In these days of heated debates on a European Constitution it seemed appropriate that the IPE/Royal Institute of International Affairs conference in London entitled: ‘The Future of European Pensions’, should commence with a conciliatory message from Alan Pickering, chairman of the European Federation for Retirement Provision (EFRP) that there are mutual lessons to be learnt from the pension experiences of each country in Europe.
Looking to home, Pickering noted that the UK faced a very different problem from that of many of its European counterparts – low state provision and high occupational and private pensions cover, which through a combination of pensions scandals and subsequent protection moves by government, he said, had become bogged down in bureaucracy.
“Detailed legislation has made the UK system expensive to operate and confusing to employer, commercial provider and consumer alike.
“Friends on the continent can learn lessons from the way that we legislate here in the UK. Hopefully, they will then be able to avoid our mistakes.”
To this end, he said the UK government was looking at a stick-and carrot method of persuading people to retire later by increasing state pensions if they do. “The government is going to bring forward proposals that will make it attractive for people to defer drawing their state pension. In this way, in a non-threatening fashion, the government may have brought into the public domain the idea that working longer produces bigger state pensions.”
This, Pickering said, reflected the move toward an‘adult’ debate on pensions and a general realisation that the system couldn’t be simplified without changing overall policy and moving to discourage early retirement and amend labour market practices to allow people to work longer.
“If a universal, taxpayer-financed state pension can provide bread and butter security for all workers in retirement, the private sector can, without too many restrictions, be relied upon to finance those extras that will convert the endurance of old age in the enjoyment of retirement,” he argued.
The message was certainly one that Jean-Pierre Thomas, managing director at Lazard Frères in Paris could appreciate.

Records of where elements appear
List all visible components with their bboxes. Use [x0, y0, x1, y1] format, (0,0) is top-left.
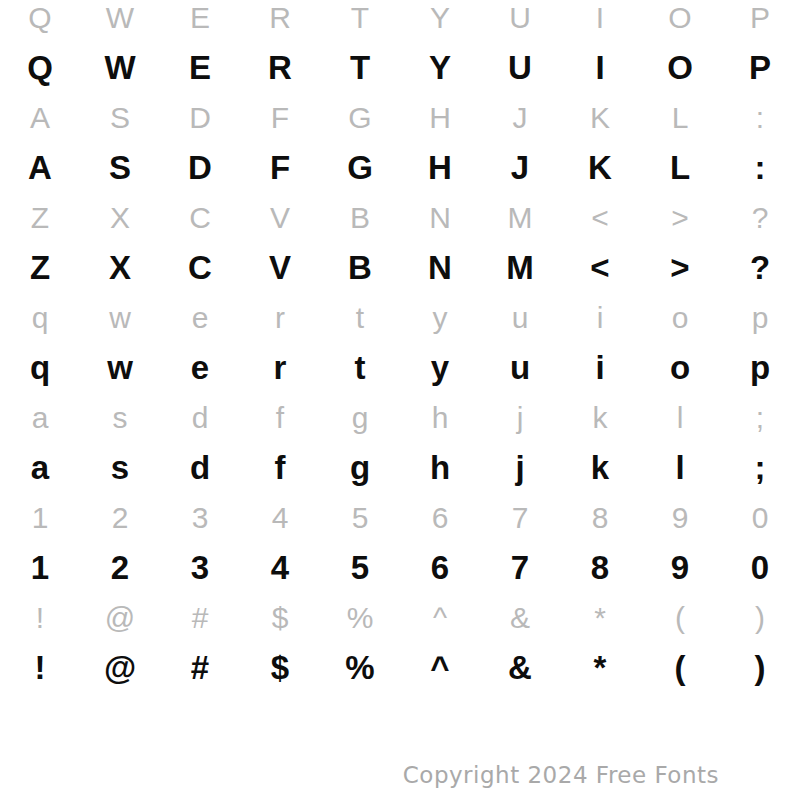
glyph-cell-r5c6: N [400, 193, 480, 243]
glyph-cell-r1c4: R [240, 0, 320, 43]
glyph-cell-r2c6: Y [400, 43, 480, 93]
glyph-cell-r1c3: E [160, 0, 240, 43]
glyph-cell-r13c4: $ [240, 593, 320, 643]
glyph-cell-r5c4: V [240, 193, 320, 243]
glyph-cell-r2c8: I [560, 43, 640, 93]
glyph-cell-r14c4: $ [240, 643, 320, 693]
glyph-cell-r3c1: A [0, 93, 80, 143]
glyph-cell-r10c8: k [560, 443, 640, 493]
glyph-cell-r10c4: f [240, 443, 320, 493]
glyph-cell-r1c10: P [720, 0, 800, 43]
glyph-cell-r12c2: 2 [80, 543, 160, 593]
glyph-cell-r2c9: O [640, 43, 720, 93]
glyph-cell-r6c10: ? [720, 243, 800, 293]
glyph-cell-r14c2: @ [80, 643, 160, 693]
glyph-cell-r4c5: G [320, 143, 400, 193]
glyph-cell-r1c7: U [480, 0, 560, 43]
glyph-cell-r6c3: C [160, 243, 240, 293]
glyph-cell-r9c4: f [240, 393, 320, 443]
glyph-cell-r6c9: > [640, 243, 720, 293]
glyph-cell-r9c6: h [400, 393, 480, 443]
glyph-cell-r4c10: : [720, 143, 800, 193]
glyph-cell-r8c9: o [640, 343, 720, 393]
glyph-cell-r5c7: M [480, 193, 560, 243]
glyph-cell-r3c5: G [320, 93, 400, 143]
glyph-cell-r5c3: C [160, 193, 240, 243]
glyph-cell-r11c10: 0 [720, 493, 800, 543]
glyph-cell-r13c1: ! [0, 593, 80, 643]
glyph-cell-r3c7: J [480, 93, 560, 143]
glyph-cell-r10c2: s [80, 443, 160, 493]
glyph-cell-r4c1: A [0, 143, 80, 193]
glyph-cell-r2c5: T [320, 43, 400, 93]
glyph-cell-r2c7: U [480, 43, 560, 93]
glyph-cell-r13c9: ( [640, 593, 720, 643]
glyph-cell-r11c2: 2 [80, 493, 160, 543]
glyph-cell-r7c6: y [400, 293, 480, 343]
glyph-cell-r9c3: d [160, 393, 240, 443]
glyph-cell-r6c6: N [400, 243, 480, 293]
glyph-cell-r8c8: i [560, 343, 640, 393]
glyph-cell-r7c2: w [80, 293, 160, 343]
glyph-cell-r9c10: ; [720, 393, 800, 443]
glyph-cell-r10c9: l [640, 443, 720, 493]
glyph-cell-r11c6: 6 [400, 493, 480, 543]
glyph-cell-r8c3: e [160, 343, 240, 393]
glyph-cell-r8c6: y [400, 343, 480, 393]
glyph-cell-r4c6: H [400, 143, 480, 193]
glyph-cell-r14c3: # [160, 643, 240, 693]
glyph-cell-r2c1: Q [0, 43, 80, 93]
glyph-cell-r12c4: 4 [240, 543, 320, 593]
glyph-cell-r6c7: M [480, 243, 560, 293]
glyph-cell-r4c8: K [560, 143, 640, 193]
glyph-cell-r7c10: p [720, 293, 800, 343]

Your tasks =>
a – Return the part of the pensions passage that begins at the words "Looking to home, Pickering" and stops after the words "and consumer alike.".
b – In the pensions passage, who is named as chairman of the European Federation for Retirement Provision?
c – Shorten the paragraph of the pensions passage that begins "Looking to home" while keeping its main facts.

The solutions =>
a –
Looking to home, Pickering noted that the UK faced a very different problem from that of many of its European counterparts – low state provision and high occupational and private pensions cover, which through a combination of pensions scandals and subsequent protection moves by government, he said, had become bogged down in bureaucracy.
“Detailed legislation has made the UK system expensive to operate and confusing to employer, commercial provider and consumer alike.

b – Alan Pickering

c – Pickering said the UK's problem differs from that of many European countries. It has low state provision but high occupational and private pension cover, and pension scandals and later government protection moves have bogged that cover down in bureaucracy.